• Directions for this task:
Omit all pictures. Copy the rest of the material exactly.
··· Given information ···
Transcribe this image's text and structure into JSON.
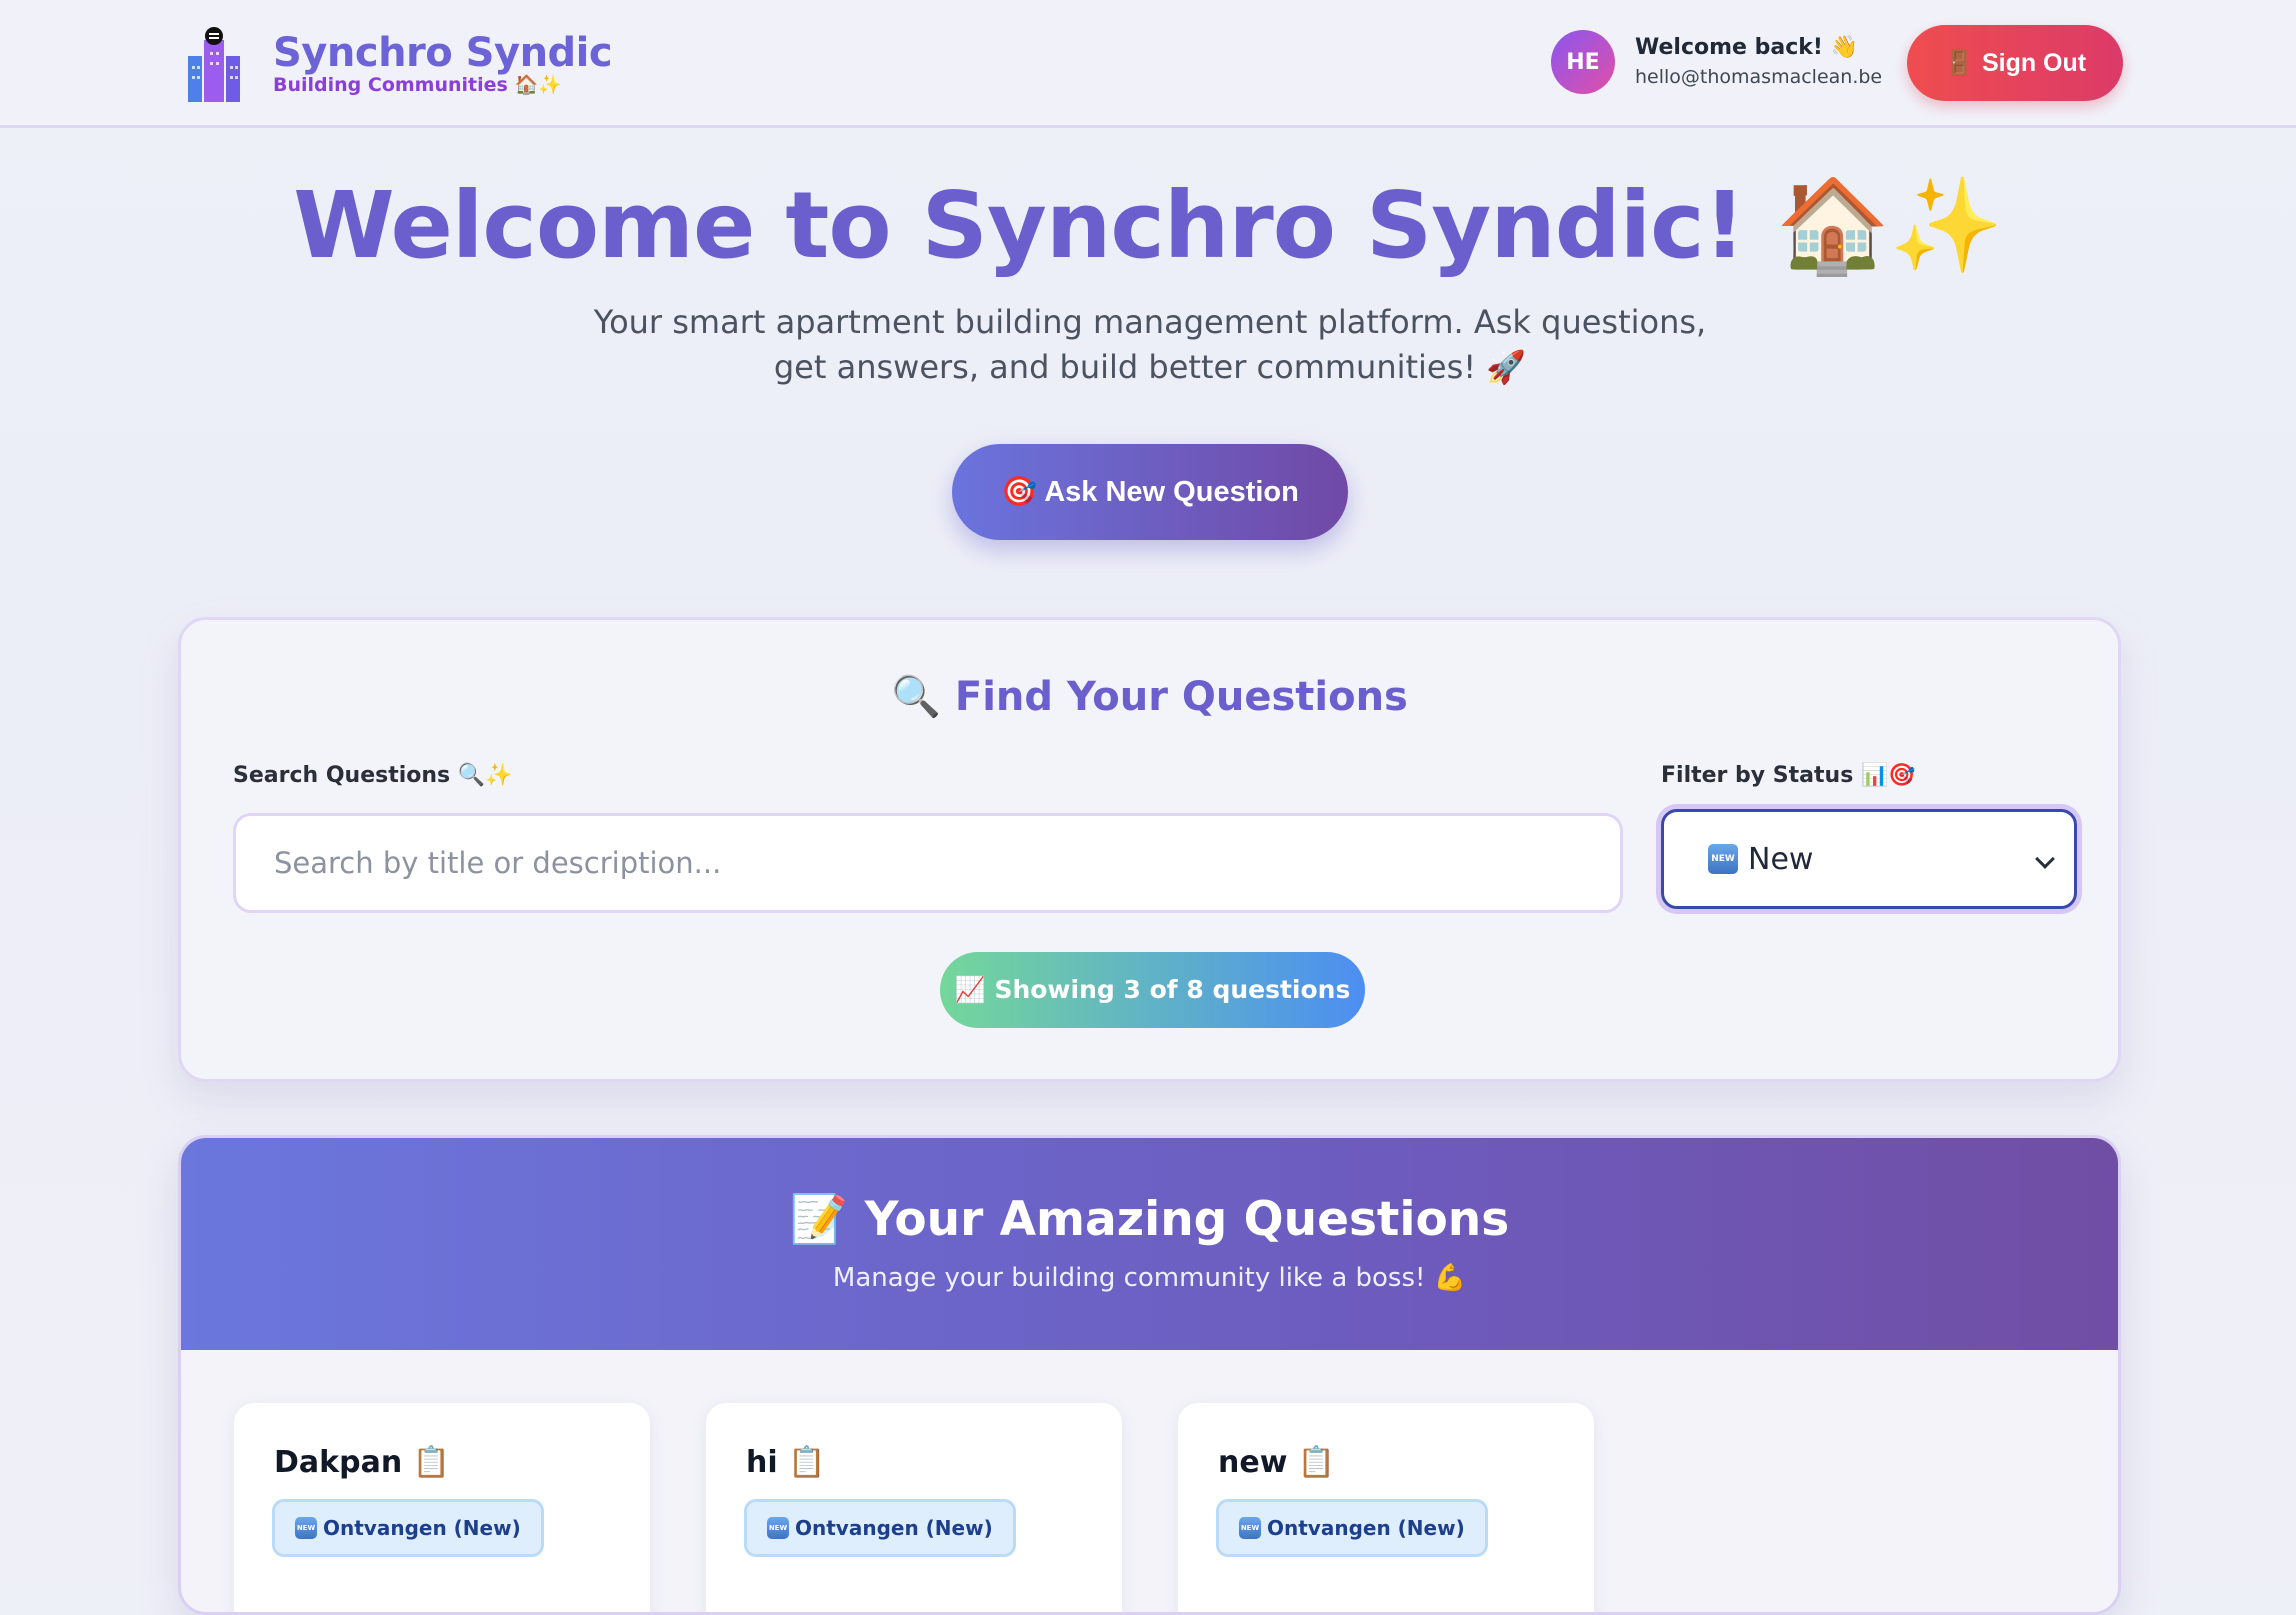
{
  "header": {
    "brand_title": "Synchro Syndic",
    "brand_subtitle": "Building Communities 🏠✨",
    "avatar_initials": "HE",
    "welcome_text": "Welcome back! 👋",
    "user_email": "hello@thomasmaclean.be",
    "signout_label": "🚪 Sign Out"
  },
  "hero": {
    "title": "Welcome to Synchro Syndic! 🏠✨",
    "subtitle": "Your smart apartment building management platform. Ask questions, get answers, and build better communities! 🚀",
    "ask_button_label": "🎯 Ask New Question"
  },
  "search": {
    "heading": "🔍 Find Your Questions",
    "search_label": "Search Questions 🔍✨",
    "search_placeholder": "Search by title or description...",
    "search_value": "",
    "filter_label": "Filter by Status 📊🎯",
    "filter_value": "New",
    "results_text": "📈 Showing 3 of 8 questions"
  },
  "questions": {
    "title": "📝 Your Amazing Questions",
    "subtitle": "Manage your building community like a boss! 💪",
    "items": [
      {
        "title": "Dakpan 📋",
        "status": "Ontvangen (New)"
      },
      {
        "title": "hi 📋",
        "status": "Ontvangen (New)"
      },
      {
        "title": "new 📋",
        "status": "Ontvangen (New)"
      }
    ]
  },
  "colors": {
    "brand": "#6a5fcc",
    "signout": "#e0435d",
    "accent_purple": "#704ea4"
  }
}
···
• Result:
Transcribe this image's text and structure into JSON.
{
  "header": {
    "brand_title": "Synchro Syndic",
    "brand_subtitle": "Building Communities 🏠✨",
    "avatar_initials": "HE",
    "welcome_text": "Welcome back! 👋",
    "user_email": "hello@thomasmaclean.be",
    "signout_label": "🚪 Sign Out"
  },
  "hero": {
    "title": "Welcome to Synchro Syndic! 🏠✨",
    "subtitle": "Your smart apartment building management platform. Ask questions, get answers, and build better communities! 🚀",
    "ask_button_label": "🎯 Ask New Question"
  },
  "search": {
    "heading": "🔍 Find Your Questions",
    "search_label": "Search Questions 🔍✨",
    "search_placeholder": "Search by title or description...",
    "search_value": "",
    "filter_label": "Filter by Status 📊🎯",
    "filter_value": "New",
    "results_text": "📈 Showing 3 of 8 questions"
  },
  "questions": {
    "title": "📝 Your Amazing Questions",
    "subtitle": "Manage your building community like a boss! 💪",
    "items": [
      {
        "title": "Dakpan 📋",
        "status": "Ontvangen (New)"
      },
      {
        "title": "hi 📋",
        "status": "Ontvangen (New)"
      },
      {
        "title": "new 📋",
        "status": "Ontvangen (New)"
      }
    ]
  },
  "colors": {
    "brand": "#6a5fcc",
    "signout": "#e0435d",
    "accent_purple": "#704ea4"
  }
}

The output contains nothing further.